* START PROVIDED RECORDS *

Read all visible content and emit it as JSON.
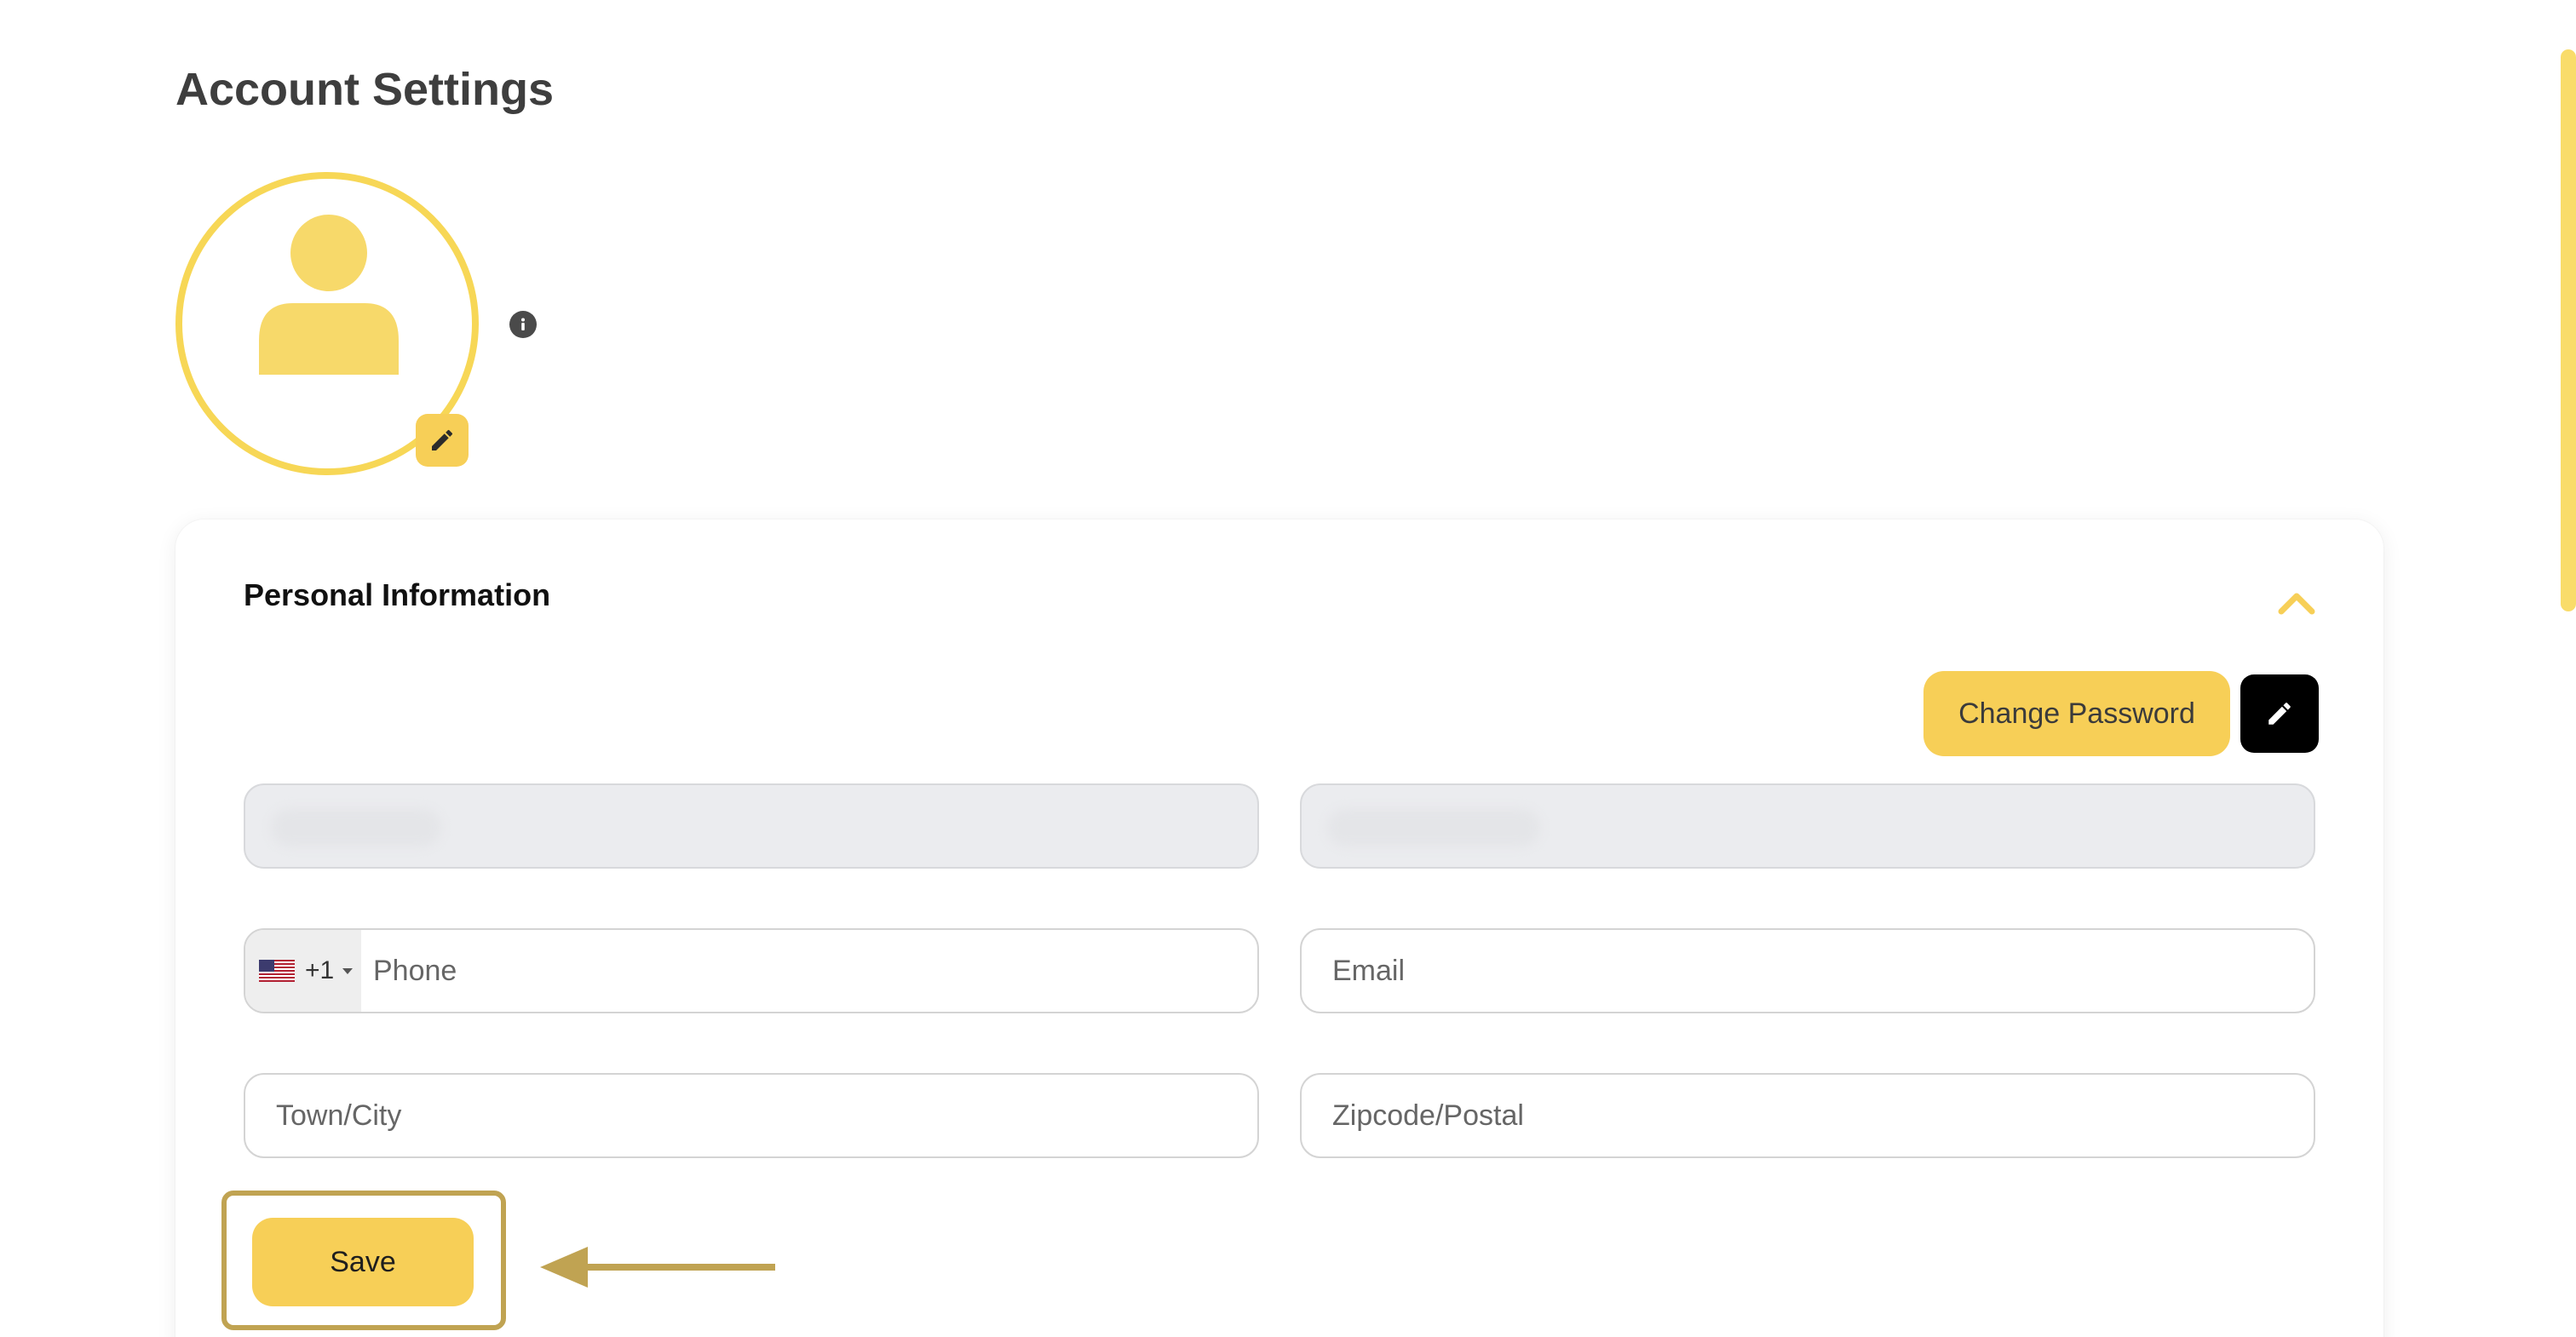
{
  "page": {
    "title": "Account Settings"
  },
  "avatar": {
    "icon": "user-icon",
    "edit_icon": "pencil-icon",
    "info_icon": "info-icon"
  },
  "personal_info": {
    "title": "Personal Information",
    "toggle_icon": "chevron-up-icon",
    "change_password_label": "Change Password",
    "edit_icon": "pencil-icon",
    "fields": {
      "first_name": {
        "value": ""
      },
      "last_name": {
        "value": ""
      },
      "phone": {
        "country_flag": "us-flag-icon",
        "dial_code": "+1",
        "placeholder": "Phone",
        "value": ""
      },
      "email": {
        "placeholder": "Email",
        "value": ""
      },
      "town_city": {
        "placeholder": "Town/City",
        "value": ""
      },
      "zipcode": {
        "placeholder": "Zipcode/Postal",
        "value": ""
      }
    },
    "save_label": "Save"
  },
  "colors": {
    "accent": "#f7cf57",
    "avatar_ring": "#f7d756",
    "annotation": "#c0a352",
    "dark_button": "#000000"
  }
}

* END PROVIDED RECORDS *

**AIM:** Go through the entries above and print each one exactly, minus the pictures.

**THE COMPLETED TASK:**
Read all visible content and emit it as JSON.
{
  "page": {
    "title": "Account Settings"
  },
  "avatar": {
    "icon": "user-icon",
    "edit_icon": "pencil-icon",
    "info_icon": "info-icon"
  },
  "personal_info": {
    "title": "Personal Information",
    "toggle_icon": "chevron-up-icon",
    "change_password_label": "Change Password",
    "edit_icon": "pencil-icon",
    "fields": {
      "first_name": {
        "value": ""
      },
      "last_name": {
        "value": ""
      },
      "phone": {
        "country_flag": "us-flag-icon",
        "dial_code": "+1",
        "placeholder": "Phone",
        "value": ""
      },
      "email": {
        "placeholder": "Email",
        "value": ""
      },
      "town_city": {
        "placeholder": "Town/City",
        "value": ""
      },
      "zipcode": {
        "placeholder": "Zipcode/Postal",
        "value": ""
      }
    },
    "save_label": "Save"
  },
  "colors": {
    "accent": "#f7cf57",
    "avatar_ring": "#f7d756",
    "annotation": "#c0a352",
    "dark_button": "#000000"
  }
}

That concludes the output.